## AIM OF THE TASK
Set every record down verbatim and omit the pictures.

-- START PROVIDED RECORDS --

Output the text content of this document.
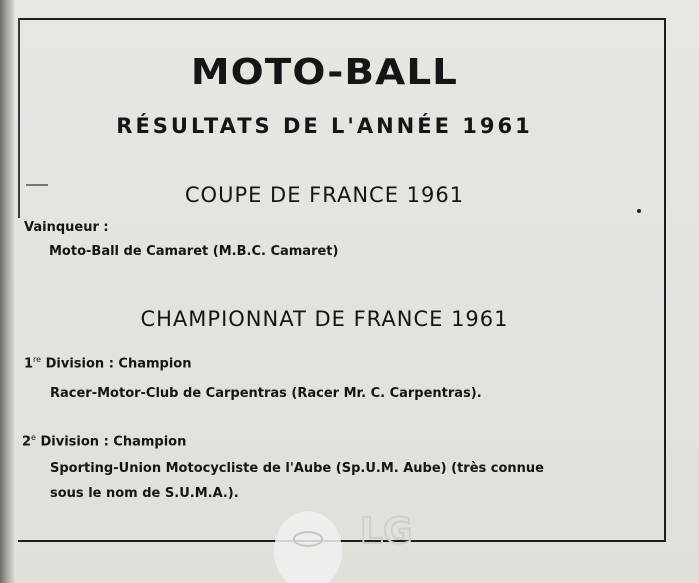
MOTO-BALL
RÉSULTATS DE L'ANNÉE 1961
COUPE DE FRANCE 1961
Vainqueur :
Moto-Ball de Camaret (M.B.C. Camaret)
CHAMPIONNAT DE FRANCE 1961
1re Division : Champion
Racer-Motor-Club de Carpentras (Racer Mr. C. Carpentras).
2e Division : Champion
Sporting-Union Motocycliste de l'Aube (Sp.U.M. Aube) (très connue
sous le nom de S.U.M.A.).
LG
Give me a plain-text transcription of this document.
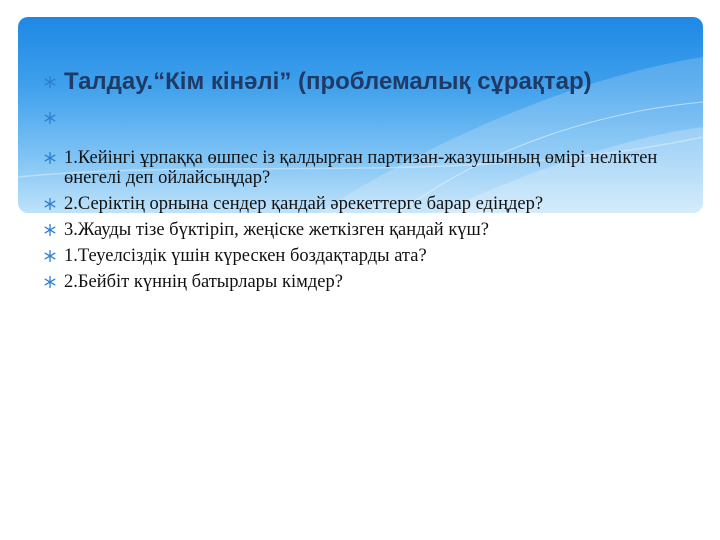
Талдау.“Кім кінәлі” (проблемалық сұрақтар)
1.Кейінгі ұрпаққа өшпес із қалдырған партизан-жазушының өмірі неліктен өнегелі деп ойлайсыңдар?
2.Серіктің орнына сендер қандай әрекеттерге барар едіңдер?
3.Жауды тізе бүктіріп, жеңіске жеткізген қандай күш?
1.Теуелсіздік үшін күрескен боздақтарды ата?
2.Бейбіт күннің батырлары кімдер?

-- END PROVIDED RECORDS --

## COMPLETE RESPONSE
Output the text content of this document.
MOTO-BALL
RÉSULTATS DE L'ANNÉE 1961
COUPE DE FRANCE 1961
Vainqueur :
Moto-Ball de Camaret (M.B.C. Camaret)
CHAMPIONNAT DE FRANCE 1961
1re Division : Champion
Racer-Motor-Club de Carpentras (Racer Mr. C. Carpentras).
2e Division : Champion
Sporting-Union Motocycliste de l'Aube (Sp.U.M. Aube) (très connue
sous le nom de S.U.M.A.).
LG
Give me a plain-text transcription of this document.
Талдау.“Кім кінәлі” (проблемалық сұрақтар)
1.Кейінгі ұрпаққа өшпес із қалдырған партизан-жазушының өмірі неліктен өнегелі деп ойлайсыңдар?
2.Серіктің орнына сендер қандай әрекеттерге барар едіңдер?
3.Жауды тізе бүктіріп, жеңіске жеткізген қандай күш?
1.Теуелсіздік үшін күрескен боздақтарды ата?
2.Бейбіт күннің батырлары кімдер?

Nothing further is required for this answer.